TASK REQUIREMENTS ▸
- a) Reproduce verbatim the passage of the convoy diary that begins at the words "2130 12- J.U." and ends after the words "No damage. sunk.".
- b) In the convoy diary, what new weapon did the ship practice with at Loch Ewe?
- c) Extend the convoy diary past its last line.

Copied from the unpublished “THE EARLY DAYS” By H.J.Scott-Douglas
Commissioned at Swan and Hunters 9th. April 1942
We left the Tyne and went round to Loch Ewe for working up, exercises and practice with our new weapon, a hedgehog that threw 24 bombs ahead of the ship to sink submarines. After some submarine sweeps in the Minches we returned to Gourock on the Clyde which was the base for the Clyde Special Escort Group. We now prepared for our first convoy to Russia it was P.Q.16 in May 1942, my 19th. birthday had just passed. We escorted the convoy to Iceland where it would join up with the American section; we stayed at Seydis Fiord until the convoy was assembled. The following account is from the only diary I kept during the war, at this time of the year it was 24hrs. daylight no darkness, the sun sank to the horizon travelled to the east and rose again it was never out of sight:
Saturday 23rd. May 1942.
Left Seydis Fiord to pick up convoy, it is the biggest convoy to go to Russia.
Sunday 24th. May
Picked up convoy, also sighted Folke-Wolfe bomber shadowing us.
Monday 25th May.
0230 Oiled at sea.
0510 Focke-Wolfe picked us up again.
1930 Attacked by torpedo bombers.
2130 12- J.U. 88's attack, 1 ship hit and returned to port.
Tuesday 26th May
0055 Torpedo reported fired at convoy . No damage. Depth charges dropped.
0605 Sighted U-Boat on the surface, engaged with gunfire, result not known.
0650 2 more U Boats sighted. 2 torpedo's fired at us, we slewed and they missed.
1600 Attacked by torpedo bombers. No ships hit.
1610 J.U. 88's attacked. No damage. sunk.
2000 2 U-Boats sighted. Depth charges dropped, submarine believed
0000 6 Torpedo bombers attack. 1 ship hit and sunk.
Wednesday 27th. May
1100 Attacked by J.U.88's.
1155 Attacked by J.U.88's. Tanker sunk.
1220 30 J.U.88's attack. One ship hit and set on fire, it had to be. sunk
1525 Attacked by 17 J.U.88's.
1830 Torpedo, high level and dive-bomber concentrated attack. Ship hit and sunk in under a minute
2000 J.U.88's attack biggest raid yet. Ship sunk.
Over 108 bombers attacked today
Thursday 28th. May.
3 Russian destroyers join us.
1220 Attacked by dive bombers, no damage.
1520 Dropped depth charges. Not known if we scored a hit. Oil on water, claimed a hit.
. 2100 J.U.88's attack. No damage.
Friday 29th. May.

DATA EXTRACTS ▸

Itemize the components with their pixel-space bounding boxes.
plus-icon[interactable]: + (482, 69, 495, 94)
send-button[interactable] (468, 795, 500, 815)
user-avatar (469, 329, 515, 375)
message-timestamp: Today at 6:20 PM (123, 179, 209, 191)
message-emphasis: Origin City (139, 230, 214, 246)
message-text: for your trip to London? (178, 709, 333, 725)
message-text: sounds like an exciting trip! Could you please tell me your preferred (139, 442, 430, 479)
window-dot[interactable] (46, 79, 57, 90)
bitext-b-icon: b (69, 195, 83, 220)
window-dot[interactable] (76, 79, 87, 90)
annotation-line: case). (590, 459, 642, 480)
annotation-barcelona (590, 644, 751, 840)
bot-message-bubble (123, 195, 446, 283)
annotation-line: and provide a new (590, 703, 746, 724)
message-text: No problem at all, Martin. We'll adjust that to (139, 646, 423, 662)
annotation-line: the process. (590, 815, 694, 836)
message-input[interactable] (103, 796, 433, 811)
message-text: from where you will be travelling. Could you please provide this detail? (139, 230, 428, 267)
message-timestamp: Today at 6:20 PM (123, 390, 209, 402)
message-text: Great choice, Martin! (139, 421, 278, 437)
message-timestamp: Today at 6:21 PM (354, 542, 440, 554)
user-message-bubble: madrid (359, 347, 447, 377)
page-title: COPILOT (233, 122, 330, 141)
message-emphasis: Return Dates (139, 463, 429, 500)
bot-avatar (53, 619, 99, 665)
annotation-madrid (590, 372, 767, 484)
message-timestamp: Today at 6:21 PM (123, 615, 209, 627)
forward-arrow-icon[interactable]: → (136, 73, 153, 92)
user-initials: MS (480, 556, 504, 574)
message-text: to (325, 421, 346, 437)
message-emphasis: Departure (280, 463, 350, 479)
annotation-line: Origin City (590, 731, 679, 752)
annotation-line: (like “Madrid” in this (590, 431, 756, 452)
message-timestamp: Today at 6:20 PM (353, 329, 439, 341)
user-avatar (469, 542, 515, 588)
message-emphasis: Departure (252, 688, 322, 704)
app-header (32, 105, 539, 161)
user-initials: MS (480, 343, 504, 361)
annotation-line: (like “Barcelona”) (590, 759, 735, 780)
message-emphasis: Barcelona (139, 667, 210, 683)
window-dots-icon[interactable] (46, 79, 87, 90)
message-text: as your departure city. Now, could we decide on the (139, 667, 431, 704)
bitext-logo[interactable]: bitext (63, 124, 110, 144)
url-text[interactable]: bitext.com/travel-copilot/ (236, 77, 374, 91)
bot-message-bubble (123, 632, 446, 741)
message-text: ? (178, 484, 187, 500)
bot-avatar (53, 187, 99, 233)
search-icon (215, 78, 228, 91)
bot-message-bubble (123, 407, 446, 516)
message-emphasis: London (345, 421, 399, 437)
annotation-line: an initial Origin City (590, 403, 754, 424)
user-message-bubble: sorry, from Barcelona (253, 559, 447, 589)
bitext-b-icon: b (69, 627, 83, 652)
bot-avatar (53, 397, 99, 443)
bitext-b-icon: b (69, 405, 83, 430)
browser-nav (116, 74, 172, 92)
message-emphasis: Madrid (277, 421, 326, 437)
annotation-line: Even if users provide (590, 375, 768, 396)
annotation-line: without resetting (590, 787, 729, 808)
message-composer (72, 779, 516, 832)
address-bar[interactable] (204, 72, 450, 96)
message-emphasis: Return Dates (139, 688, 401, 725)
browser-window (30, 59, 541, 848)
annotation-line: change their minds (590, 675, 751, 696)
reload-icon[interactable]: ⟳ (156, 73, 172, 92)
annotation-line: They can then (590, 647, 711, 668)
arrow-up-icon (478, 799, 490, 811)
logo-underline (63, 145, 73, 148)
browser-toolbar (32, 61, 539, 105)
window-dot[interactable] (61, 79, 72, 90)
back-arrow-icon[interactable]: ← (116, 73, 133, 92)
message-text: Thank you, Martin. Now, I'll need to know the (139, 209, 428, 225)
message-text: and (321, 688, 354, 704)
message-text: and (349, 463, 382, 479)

EXPECTED RESULTS ▸
- a)
2130 12- J.U. 88's attack, 1 ship hit and returned to port.
Tuesday 26th May
0055 Torpedo reported fired at convoy . No damage. Depth charges dropped.
0605 Sighted U-Boat on the surface, engaged with gunfire, result not known.
0650 2 more U Boats sighted. 2 torpedo's fired at us, we slewed and they missed.
1600 Attacked by torpedo bombers. No ships hit.
1610 J.U. 88's attacked. No damage. sunk.

- b) A hedgehog that threw 24 bombs ahead of the ship to sink submarines.

- c)
0430 Attacked by torpedo bombers.
Convoy split some go to Archangel, some to Murmansk .
We go to Murmansk .
1230 Attacked by J.U. 88's. Biggest raid yet, no damage.
Saturday 30th. May.
0500 2 Russian Hurricanes arrive.
0800 J.U.88's attack . No damage.
1200 J.U.87's (Stuka’s) attack. No damage.
P.M. Arrived Kola Inlet. Alongside at Veeanga. Murmansk is about 25 miles from the front. Raids all day. Food is short, living on black bread and yak.
" Oh Mum I miss your apple pie "
That completes my one and only diary. We were short of food because we had given most of it to the survivors ashore who were waiting transport back to the U.K., we thought we would run straight back home because we had used most of our ammunition on the way to Russia. We were wrong, the local Admiral decided to keep us there as his despatch boat running between Archangel and Murmansk until a minesweeper came to relieve us. During this period bombing sank H.M.S.Gossamer (minesweeper).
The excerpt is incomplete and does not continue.